## Written instruction:
Give the data below again exactly as it stands. Omit the pictures.

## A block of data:
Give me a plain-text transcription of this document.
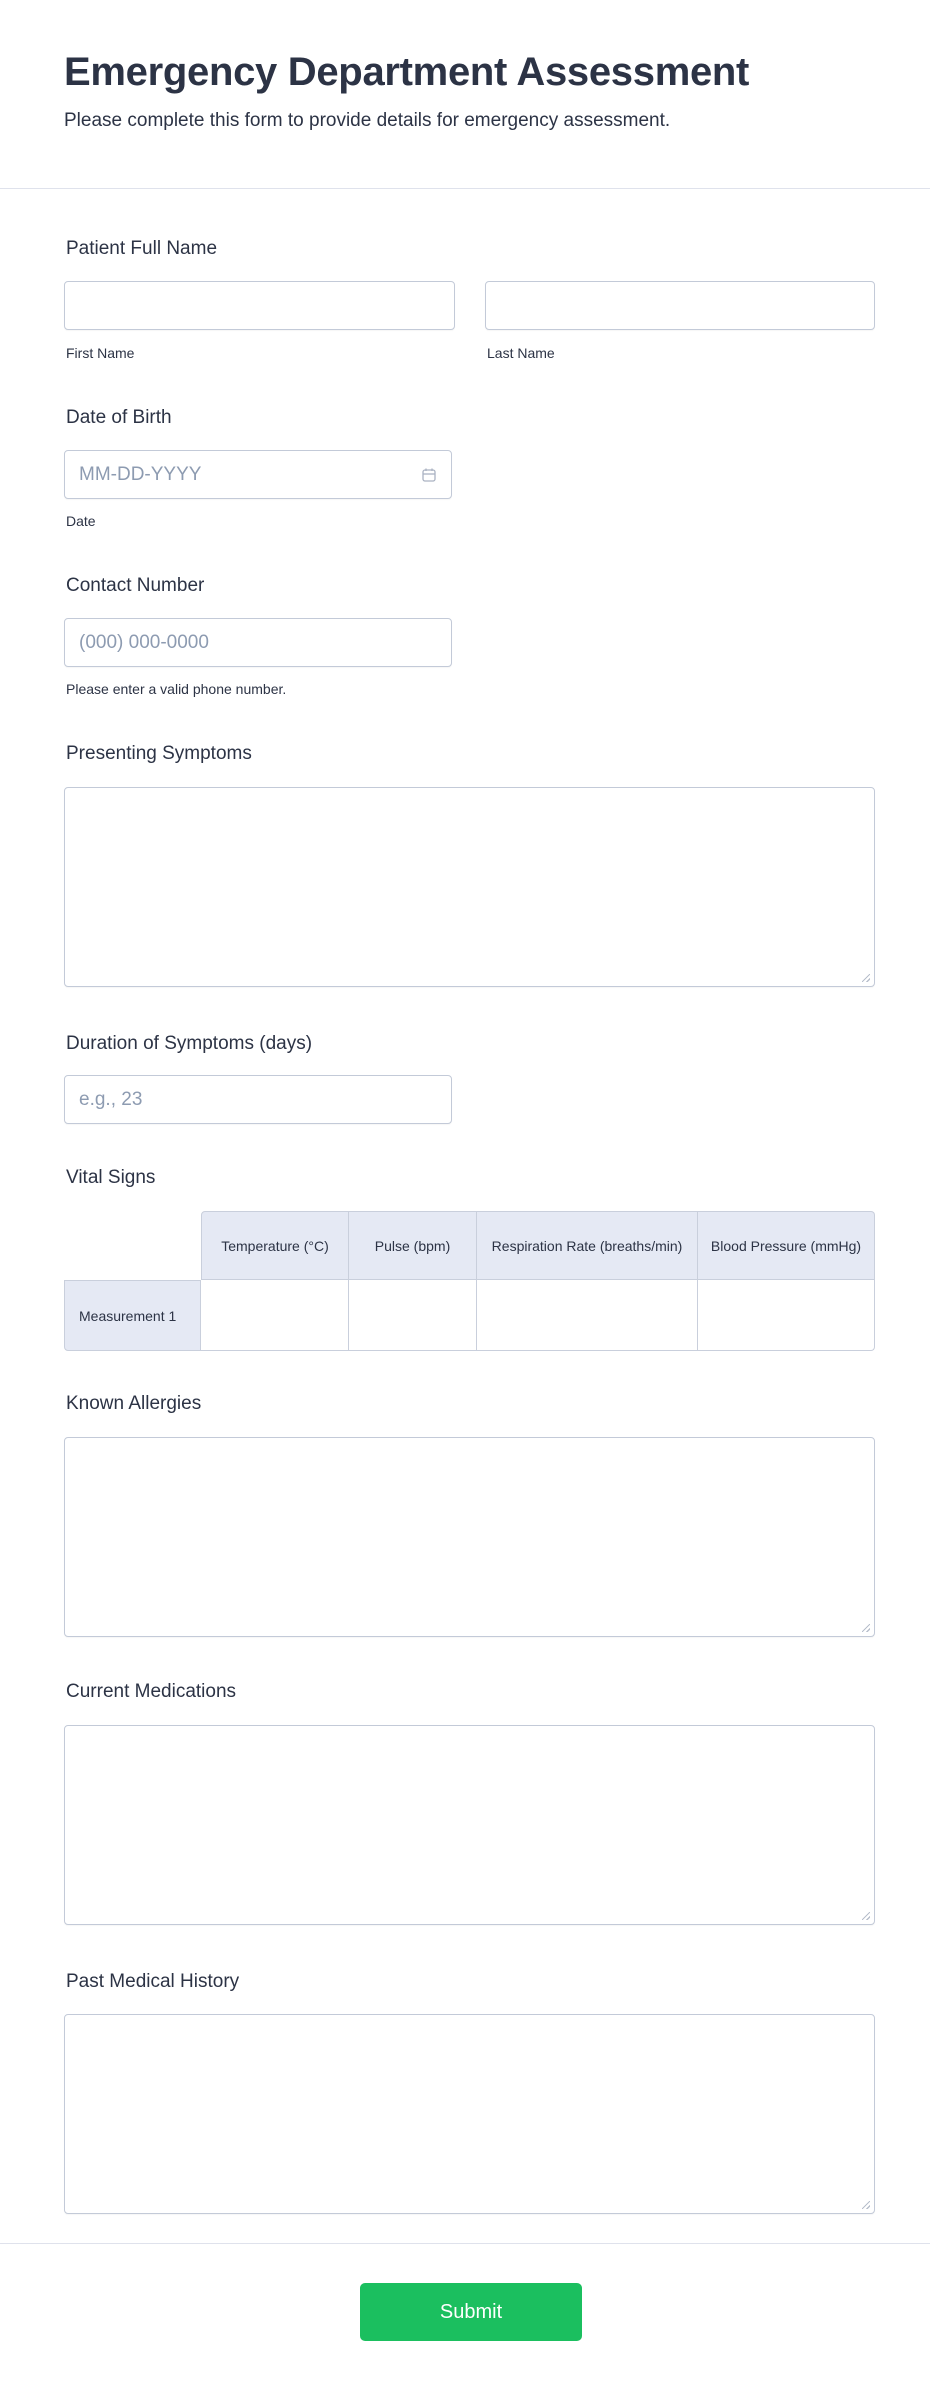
Emergency Department Assessment
Please complete this form to provide details for emergency assessment.
Patient Full Name
First Name	Last Name
Date of Birth
MM-DD-YYYY
Date
Contact Number
(000) 000-0000
Please enter a valid phone number.
Presenting Symptoms
Duration of Symptoms (days)
e.g., 23
Vital Signs
	Temperature (°C)	Pulse (bpm)	Respiration Rate (breaths/min)	Blood Pressure (mmHg)
Measurement 1				
Known Allergies
Current Medications
Past Medical History
Submit
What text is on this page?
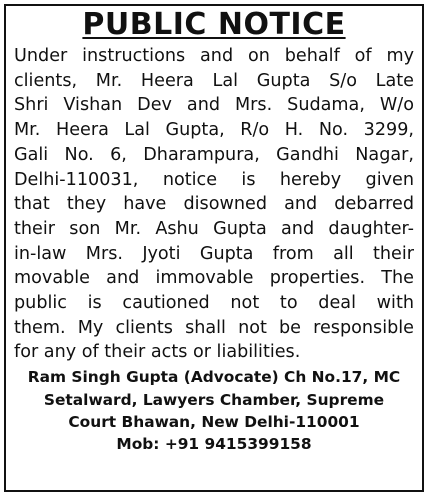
PUBLIC NOTICE
Under instructions and on behalf of my
clients, Mr. Heera Lal Gupta S/o Late
Shri Vishan Dev and Mrs. Sudama, W/o
Mr. Heera Lal Gupta, R/o H. No. 3299,
Gali No. 6, Dharampura, Gandhi Nagar,
Delhi-110031, notice is hereby given
that they have disowned and debarred
their son Mr. Ashu Gupta and daughter-
in-law Mrs. Jyoti Gupta from all their
movable and immovable properties. The
public is cautioned not to deal with
them. My clients shall not be responsible
for any of their acts or liabilities.
Ram Singh Gupta (Advocate) Ch No.17, MC
Setalward, Lawyers Chamber, Supreme
Court Bhawan, New Delhi-110001
Mob: +91 9415399158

## Answer to the problem:
Give me a plain-text transcription of this document.
Emergency Department Assessment
Please complete this form to provide details for emergency assessment.
Patient Full Name
First Name	Last Name
Date of Birth
MM-DD-YYYY
Date
Contact Number
(000) 000-0000
Please enter a valid phone number.
Presenting Symptoms
Duration of Symptoms (days)
e.g., 23
Vital Signs
	Temperature (°C)	Pulse (bpm)	Respiration Rate (breaths/min)	Blood Pressure (mmHg)
Measurement 1				
Known Allergies
Current Medications
Past Medical History
Submit
What text is on this page?
PUBLIC NOTICE
Under instructions and on behalf of my
clients, Mr. Heera Lal Gupta S/o Late
Shri Vishan Dev and Mrs. Sudama, W/o
Mr. Heera Lal Gupta, R/o H. No. 3299,
Gali No. 6, Dharampura, Gandhi Nagar,
Delhi-110031, notice is hereby given
that they have disowned and debarred
their son Mr. Ashu Gupta and daughter-
in-law Mrs. Jyoti Gupta from all their
movable and immovable properties. The
public is cautioned not to deal with
them. My clients shall not be responsible
for any of their acts or liabilities.
Ram Singh Gupta (Advocate) Ch No.17, MC
Setalward, Lawyers Chamber, Supreme
Court Bhawan, New Delhi-110001
Mob: +91 9415399158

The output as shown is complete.